◆ **GOAL**
Tally the lines in the listing below that contain "first" and report the tally alone.

◆ **DATA SHOWN**

++++++++

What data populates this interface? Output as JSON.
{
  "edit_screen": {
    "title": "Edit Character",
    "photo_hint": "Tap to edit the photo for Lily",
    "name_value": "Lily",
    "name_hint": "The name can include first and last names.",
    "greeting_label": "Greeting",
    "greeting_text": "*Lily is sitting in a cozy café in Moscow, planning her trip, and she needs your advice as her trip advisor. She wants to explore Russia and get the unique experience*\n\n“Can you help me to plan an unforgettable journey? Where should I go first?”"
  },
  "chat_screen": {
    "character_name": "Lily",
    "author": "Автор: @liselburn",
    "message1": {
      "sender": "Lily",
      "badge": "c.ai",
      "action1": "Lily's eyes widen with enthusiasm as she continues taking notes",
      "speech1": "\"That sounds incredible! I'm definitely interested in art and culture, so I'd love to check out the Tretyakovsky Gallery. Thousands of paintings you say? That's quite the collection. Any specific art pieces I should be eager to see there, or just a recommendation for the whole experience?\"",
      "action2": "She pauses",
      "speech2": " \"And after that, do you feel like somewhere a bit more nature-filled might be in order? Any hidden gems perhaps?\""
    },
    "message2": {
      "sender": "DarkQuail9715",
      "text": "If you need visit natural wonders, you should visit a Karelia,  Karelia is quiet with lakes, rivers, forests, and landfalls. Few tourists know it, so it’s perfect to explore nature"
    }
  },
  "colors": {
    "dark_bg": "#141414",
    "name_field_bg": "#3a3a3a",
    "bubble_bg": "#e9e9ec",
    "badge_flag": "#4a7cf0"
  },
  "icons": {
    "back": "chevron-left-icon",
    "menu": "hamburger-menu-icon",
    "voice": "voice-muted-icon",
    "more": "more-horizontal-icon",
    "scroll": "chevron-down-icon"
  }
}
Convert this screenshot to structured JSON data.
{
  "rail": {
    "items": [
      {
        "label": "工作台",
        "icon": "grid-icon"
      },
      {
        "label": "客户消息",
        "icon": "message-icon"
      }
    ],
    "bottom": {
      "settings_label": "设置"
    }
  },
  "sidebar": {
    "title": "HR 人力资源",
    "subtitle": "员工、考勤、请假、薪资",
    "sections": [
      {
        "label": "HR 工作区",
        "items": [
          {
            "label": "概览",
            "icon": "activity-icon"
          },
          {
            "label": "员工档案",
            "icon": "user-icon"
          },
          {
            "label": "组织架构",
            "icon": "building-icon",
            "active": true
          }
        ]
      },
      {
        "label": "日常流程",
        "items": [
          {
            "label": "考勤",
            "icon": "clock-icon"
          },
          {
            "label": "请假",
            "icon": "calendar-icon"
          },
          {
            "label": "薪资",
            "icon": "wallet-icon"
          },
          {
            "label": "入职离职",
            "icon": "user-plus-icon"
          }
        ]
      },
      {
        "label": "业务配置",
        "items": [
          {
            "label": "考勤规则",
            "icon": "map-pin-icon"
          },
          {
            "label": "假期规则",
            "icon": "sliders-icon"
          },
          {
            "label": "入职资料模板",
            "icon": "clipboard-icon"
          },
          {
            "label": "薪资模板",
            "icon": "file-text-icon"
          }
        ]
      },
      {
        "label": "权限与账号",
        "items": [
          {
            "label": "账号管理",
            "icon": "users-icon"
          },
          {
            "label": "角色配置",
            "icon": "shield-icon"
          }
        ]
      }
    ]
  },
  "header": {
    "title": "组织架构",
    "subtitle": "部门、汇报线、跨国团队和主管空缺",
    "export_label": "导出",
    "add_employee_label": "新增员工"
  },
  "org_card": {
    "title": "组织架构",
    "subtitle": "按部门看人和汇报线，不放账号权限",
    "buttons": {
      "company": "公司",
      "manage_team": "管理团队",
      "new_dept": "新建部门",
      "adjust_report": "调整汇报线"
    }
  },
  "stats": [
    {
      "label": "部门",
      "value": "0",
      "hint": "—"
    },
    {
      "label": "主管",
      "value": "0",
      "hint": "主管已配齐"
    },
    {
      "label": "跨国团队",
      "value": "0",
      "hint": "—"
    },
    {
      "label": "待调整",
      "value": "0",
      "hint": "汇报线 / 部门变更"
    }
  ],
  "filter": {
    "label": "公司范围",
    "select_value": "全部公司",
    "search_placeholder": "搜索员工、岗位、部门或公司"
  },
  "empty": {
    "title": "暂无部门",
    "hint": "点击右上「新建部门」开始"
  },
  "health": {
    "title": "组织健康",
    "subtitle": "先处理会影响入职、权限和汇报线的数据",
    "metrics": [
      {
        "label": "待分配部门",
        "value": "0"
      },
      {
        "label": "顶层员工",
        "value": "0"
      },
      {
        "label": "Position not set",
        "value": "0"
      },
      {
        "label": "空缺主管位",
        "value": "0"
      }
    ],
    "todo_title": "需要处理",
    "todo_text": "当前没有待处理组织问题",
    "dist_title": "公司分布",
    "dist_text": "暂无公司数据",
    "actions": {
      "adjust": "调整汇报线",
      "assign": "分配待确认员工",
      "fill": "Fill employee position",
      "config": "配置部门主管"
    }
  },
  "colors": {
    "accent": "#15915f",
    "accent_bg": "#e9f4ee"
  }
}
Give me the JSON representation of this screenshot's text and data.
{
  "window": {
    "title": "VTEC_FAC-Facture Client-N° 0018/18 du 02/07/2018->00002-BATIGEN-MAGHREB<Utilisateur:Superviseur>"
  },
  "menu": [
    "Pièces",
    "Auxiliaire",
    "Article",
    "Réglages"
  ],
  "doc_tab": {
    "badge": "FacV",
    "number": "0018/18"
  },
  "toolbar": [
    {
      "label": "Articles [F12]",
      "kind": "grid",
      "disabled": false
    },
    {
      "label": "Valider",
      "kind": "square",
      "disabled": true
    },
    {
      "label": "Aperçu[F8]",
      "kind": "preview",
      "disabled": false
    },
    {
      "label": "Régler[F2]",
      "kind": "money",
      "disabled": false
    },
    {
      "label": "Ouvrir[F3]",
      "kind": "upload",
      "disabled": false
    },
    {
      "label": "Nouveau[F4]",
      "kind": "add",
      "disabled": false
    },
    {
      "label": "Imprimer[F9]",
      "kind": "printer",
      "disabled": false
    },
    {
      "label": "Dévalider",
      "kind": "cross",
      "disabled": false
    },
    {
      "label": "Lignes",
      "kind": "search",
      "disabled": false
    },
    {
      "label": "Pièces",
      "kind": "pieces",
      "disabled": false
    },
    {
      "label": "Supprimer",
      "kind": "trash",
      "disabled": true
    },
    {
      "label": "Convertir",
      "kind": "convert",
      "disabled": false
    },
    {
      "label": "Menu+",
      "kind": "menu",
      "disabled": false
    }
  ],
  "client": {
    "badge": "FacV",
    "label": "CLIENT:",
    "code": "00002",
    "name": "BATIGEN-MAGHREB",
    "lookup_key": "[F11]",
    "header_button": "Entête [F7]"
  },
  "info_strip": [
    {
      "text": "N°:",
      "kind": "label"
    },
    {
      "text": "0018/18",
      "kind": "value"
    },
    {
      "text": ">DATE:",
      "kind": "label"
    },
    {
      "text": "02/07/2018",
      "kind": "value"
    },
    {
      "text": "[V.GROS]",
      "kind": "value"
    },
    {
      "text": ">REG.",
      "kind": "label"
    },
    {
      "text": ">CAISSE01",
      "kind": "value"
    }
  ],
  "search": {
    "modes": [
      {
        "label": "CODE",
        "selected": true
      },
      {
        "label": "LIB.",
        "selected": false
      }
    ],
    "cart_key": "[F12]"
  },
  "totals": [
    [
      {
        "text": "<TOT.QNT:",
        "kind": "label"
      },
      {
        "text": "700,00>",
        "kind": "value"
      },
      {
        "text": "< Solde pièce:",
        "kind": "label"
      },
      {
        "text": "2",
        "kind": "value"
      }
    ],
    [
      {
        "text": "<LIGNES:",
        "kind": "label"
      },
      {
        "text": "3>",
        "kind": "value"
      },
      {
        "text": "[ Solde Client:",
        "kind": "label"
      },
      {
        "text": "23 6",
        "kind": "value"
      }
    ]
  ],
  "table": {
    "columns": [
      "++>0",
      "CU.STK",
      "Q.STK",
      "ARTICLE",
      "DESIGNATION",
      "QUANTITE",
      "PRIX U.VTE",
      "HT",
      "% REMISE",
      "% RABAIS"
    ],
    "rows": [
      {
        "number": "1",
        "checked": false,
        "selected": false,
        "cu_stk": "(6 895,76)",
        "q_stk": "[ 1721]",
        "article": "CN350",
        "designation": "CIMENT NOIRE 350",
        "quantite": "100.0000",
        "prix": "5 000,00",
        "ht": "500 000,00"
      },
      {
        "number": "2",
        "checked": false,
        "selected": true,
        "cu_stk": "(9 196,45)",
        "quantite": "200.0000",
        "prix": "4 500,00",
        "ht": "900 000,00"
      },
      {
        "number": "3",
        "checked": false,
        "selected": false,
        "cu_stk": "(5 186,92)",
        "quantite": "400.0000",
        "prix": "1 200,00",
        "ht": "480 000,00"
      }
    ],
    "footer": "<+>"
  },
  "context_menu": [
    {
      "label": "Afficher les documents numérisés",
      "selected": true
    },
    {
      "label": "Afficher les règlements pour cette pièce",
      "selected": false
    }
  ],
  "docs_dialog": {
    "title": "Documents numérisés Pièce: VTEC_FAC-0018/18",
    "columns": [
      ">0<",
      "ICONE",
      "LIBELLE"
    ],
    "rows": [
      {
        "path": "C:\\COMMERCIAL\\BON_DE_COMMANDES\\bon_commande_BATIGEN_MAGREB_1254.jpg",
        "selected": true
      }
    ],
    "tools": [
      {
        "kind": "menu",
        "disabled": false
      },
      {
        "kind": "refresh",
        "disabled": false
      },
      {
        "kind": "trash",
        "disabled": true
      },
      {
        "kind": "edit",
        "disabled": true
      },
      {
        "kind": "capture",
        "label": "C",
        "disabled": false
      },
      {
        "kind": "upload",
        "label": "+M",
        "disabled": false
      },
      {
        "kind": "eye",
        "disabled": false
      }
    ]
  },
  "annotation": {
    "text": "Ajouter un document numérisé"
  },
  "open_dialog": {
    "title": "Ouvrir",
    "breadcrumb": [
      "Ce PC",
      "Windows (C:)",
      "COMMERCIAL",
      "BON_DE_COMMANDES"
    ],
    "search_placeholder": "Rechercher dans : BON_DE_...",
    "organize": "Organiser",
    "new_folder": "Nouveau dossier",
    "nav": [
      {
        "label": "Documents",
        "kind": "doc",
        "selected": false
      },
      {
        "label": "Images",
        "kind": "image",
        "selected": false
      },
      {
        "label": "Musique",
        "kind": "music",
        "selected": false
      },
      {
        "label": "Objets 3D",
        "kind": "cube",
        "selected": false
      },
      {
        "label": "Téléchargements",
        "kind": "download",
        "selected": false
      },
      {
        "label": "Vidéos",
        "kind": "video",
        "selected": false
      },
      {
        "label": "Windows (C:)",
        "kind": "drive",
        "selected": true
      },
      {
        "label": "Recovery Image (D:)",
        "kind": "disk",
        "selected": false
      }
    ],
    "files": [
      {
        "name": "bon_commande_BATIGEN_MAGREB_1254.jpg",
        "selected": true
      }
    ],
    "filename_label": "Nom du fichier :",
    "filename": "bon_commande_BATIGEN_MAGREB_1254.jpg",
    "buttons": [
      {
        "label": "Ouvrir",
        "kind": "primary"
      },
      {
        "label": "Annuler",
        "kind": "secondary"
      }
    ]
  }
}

++++++++

◆ **ANSWER TO THE TASK**
2